Print the records again, character for character.

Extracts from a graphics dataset
"""

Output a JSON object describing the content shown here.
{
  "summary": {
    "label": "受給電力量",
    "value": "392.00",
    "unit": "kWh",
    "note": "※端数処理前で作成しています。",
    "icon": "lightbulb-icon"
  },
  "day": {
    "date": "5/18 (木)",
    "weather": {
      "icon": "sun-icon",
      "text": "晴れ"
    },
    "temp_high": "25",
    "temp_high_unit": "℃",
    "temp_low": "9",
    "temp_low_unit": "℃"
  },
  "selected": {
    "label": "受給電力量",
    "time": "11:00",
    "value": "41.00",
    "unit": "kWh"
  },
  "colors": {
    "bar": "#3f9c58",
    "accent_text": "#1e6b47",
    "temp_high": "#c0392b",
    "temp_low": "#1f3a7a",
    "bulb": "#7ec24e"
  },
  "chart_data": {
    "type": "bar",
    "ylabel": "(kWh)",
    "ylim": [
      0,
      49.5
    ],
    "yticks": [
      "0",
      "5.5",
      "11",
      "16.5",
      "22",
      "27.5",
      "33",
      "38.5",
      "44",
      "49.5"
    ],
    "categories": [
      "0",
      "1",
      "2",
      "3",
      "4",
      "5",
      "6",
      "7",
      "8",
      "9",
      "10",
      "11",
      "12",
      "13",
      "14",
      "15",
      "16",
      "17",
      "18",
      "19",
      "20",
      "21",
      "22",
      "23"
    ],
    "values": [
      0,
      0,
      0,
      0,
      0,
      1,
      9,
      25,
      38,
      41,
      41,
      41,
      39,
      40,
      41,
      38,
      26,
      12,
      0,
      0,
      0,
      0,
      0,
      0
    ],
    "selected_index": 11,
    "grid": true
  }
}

"""

Result below —
Output a JSON object describing the content shown here.
{
  "summary": {
    "label": "受給電力量",
    "value": "392.00",
    "unit": "kWh",
    "note": "※端数処理前で作成しています。",
    "icon": "lightbulb-icon"
  },
  "day": {
    "date": "5/18 (木)",
    "weather": {
      "icon": "sun-icon",
      "text": "晴れ"
    },
    "temp_high": "25",
    "temp_high_unit": "℃",
    "temp_low": "9",
    "temp_low_unit": "℃"
  },
  "selected": {
    "label": "受給電力量",
    "time": "11:00",
    "value": "41.00",
    "unit": "kWh"
  },
  "colors": {
    "bar": "#3f9c58",
    "accent_text": "#1e6b47",
    "temp_high": "#c0392b",
    "temp_low": "#1f3a7a",
    "bulb": "#7ec24e"
  },
  "chart_data": {
    "type": "bar",
    "ylabel": "(kWh)",
    "ylim": [
      0,
      49.5
    ],
    "yticks": [
      "0",
      "5.5",
      "11",
      "16.5",
      "22",
      "27.5",
      "33",
      "38.5",
      "44",
      "49.5"
    ],
    "categories": [
      "0",
      "1",
      "2",
      "3",
      "4",
      "5",
      "6",
      "7",
      "8",
      "9",
      "10",
      "11",
      "12",
      "13",
      "14",
      "15",
      "16",
      "17",
      "18",
      "19",
      "20",
      "21",
      "22",
      "23"
    ],
    "values": [
      0,
      0,
      0,
      0,
      0,
      1,
      9,
      25,
      38,
      41,
      41,
      41,
      39,
      40,
      41,
      38,
      26,
      12,
      0,
      0,
      0,
      0,
      0,
      0
    ],
    "selected_index": 11,
    "grid": true
  }
}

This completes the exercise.